__Dataset extract__
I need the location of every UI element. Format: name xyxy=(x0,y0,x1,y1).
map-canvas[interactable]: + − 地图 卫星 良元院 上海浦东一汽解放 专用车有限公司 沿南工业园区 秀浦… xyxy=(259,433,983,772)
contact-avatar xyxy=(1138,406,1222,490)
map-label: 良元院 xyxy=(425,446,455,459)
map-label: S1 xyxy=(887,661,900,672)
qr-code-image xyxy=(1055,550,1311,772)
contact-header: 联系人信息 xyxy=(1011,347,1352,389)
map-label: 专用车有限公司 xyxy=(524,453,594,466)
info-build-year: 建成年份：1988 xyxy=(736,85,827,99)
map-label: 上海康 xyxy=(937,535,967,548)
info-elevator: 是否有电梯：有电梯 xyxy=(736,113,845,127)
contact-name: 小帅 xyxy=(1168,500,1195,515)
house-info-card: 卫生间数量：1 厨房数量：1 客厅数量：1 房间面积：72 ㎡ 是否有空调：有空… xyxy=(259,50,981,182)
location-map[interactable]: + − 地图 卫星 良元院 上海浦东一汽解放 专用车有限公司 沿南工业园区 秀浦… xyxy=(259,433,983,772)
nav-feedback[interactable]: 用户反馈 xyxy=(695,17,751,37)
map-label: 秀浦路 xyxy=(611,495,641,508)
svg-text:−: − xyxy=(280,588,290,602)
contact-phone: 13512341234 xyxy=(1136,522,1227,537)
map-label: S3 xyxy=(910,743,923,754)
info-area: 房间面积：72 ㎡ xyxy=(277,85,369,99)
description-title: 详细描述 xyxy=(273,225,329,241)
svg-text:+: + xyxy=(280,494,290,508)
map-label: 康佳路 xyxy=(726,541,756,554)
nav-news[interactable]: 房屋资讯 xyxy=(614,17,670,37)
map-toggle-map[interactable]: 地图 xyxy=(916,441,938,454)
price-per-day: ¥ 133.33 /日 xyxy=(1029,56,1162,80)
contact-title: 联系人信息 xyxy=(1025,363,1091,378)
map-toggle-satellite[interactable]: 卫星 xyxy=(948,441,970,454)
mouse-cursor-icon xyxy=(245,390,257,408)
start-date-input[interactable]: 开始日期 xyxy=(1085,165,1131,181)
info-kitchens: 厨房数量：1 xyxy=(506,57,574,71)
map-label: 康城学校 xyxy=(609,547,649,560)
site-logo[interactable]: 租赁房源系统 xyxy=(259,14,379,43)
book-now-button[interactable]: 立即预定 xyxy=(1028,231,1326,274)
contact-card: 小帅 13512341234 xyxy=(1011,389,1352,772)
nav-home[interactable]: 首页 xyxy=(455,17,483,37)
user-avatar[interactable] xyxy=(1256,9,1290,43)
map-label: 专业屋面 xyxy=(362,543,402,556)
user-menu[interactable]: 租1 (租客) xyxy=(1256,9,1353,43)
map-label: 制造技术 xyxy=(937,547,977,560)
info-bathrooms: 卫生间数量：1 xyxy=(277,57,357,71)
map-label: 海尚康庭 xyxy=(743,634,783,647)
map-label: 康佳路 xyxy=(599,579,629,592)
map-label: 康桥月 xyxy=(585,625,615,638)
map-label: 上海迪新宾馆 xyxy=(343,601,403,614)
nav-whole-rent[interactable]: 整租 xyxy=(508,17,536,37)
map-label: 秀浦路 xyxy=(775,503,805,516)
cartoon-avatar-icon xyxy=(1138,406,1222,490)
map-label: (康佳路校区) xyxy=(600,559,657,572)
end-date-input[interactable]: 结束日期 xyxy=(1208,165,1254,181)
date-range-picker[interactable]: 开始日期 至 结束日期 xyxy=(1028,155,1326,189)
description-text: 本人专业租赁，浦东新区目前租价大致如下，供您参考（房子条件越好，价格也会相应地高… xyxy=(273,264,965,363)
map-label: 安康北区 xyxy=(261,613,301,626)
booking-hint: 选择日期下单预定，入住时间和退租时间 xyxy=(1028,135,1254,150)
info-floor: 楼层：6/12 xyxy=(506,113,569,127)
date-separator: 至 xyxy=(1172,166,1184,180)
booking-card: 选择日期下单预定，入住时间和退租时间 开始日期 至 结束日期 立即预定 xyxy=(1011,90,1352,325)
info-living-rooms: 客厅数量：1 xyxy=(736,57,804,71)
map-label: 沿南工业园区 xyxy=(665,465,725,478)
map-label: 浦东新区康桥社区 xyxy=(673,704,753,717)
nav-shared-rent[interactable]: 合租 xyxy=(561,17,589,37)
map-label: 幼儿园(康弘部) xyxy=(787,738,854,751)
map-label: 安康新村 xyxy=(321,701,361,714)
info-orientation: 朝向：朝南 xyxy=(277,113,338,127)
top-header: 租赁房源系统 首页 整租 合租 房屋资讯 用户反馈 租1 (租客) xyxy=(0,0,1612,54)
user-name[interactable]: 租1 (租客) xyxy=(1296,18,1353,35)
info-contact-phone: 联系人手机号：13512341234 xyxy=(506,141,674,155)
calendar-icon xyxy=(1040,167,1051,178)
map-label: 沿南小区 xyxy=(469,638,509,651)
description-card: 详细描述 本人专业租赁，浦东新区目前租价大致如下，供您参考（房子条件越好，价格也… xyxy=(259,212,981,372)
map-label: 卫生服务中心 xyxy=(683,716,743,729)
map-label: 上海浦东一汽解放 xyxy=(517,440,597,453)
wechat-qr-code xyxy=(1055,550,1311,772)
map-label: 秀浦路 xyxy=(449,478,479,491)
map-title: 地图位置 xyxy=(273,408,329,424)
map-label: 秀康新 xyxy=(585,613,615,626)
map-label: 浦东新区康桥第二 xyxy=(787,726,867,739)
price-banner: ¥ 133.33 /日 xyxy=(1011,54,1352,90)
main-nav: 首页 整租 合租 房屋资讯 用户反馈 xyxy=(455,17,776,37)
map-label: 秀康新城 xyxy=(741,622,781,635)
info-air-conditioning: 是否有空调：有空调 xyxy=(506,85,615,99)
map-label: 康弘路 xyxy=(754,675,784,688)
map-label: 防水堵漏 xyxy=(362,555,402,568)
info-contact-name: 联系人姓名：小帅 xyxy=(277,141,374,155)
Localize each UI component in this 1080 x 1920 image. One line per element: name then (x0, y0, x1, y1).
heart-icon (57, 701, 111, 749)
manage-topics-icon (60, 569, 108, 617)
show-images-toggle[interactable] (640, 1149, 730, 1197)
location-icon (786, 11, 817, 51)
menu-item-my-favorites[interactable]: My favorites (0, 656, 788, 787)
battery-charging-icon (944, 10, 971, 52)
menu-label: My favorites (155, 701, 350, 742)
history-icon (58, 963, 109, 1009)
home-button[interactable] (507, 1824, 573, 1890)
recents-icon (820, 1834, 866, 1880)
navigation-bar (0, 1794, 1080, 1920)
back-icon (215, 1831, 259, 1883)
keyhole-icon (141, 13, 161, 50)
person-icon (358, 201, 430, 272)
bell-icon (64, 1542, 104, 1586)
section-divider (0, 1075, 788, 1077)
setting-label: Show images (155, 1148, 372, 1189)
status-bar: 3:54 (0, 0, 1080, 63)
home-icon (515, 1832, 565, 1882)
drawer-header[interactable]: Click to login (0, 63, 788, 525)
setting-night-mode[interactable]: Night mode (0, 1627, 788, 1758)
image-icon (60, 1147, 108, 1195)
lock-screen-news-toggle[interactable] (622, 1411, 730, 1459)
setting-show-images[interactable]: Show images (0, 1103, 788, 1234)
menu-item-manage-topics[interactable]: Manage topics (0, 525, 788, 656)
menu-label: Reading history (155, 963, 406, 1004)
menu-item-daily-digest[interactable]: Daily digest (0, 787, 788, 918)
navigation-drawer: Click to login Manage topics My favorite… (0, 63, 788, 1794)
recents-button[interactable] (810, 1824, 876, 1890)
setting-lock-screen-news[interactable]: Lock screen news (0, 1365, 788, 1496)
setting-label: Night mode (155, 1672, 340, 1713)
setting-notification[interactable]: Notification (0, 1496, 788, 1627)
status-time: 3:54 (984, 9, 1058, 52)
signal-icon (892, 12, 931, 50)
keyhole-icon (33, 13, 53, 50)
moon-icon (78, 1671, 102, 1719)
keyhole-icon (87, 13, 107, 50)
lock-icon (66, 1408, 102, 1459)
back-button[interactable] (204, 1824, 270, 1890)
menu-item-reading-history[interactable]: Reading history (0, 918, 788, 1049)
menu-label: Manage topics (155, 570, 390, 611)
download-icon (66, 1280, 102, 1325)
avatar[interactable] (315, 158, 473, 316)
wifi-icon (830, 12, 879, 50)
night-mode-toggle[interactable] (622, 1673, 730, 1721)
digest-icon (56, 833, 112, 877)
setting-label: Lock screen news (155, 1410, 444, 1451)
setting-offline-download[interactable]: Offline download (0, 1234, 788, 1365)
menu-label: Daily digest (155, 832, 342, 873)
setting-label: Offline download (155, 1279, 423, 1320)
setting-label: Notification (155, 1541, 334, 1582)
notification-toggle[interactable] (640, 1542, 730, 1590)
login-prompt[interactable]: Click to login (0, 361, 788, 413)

__Aim of the exercise__
Give the records again from their first line through the line containing "svg-text:+: + xyxy=(280,494,290,508)", swapping each occurrence of "map-label" for "map-tag" and keeping everything else unchanged.

__Exercise answer__
I need the location of every UI element. Format: name xyxy=(x0,y0,x1,y1).
map-canvas[interactable]: + − 地图 卫星 良元院 上海浦东一汽解放 专用车有限公司 沿南工业园区 秀浦… xyxy=(259,433,983,772)
contact-avatar xyxy=(1138,406,1222,490)
map-tag: 良元院 xyxy=(425,446,455,459)
map-tag: S1 xyxy=(887,661,900,672)
qr-code-image xyxy=(1055,550,1311,772)
contact-header: 联系人信息 xyxy=(1011,347,1352,389)
map-tag: 专用车有限公司 xyxy=(524,453,594,466)
info-build-year: 建成年份：1988 xyxy=(736,85,827,99)
map-tag: 上海康 xyxy=(937,535,967,548)
info-elevator: 是否有电梯：有电梯 xyxy=(736,113,845,127)
contact-name: 小帅 xyxy=(1168,500,1195,515)
house-info-card: 卫生间数量：1 厨房数量：1 客厅数量：1 房间面积：72 ㎡ 是否有空调：有空… xyxy=(259,50,981,182)
location-map[interactable]: + − 地图 卫星 良元院 上海浦东一汽解放 专用车有限公司 沿南工业园区 秀浦… xyxy=(259,433,983,772)
nav-feedback[interactable]: 用户反馈 xyxy=(695,17,751,37)
map-tag: 秀浦路 xyxy=(611,495,641,508)
svg-text:−: − xyxy=(280,588,290,602)
contact-phone: 13512341234 xyxy=(1136,522,1227,537)
map-tag: S3 xyxy=(910,743,923,754)
info-area: 房间面积：72 ㎡ xyxy=(277,85,369,99)
description-title: 详细描述 xyxy=(273,225,329,241)
svg-text:+: + xyxy=(280,494,290,508)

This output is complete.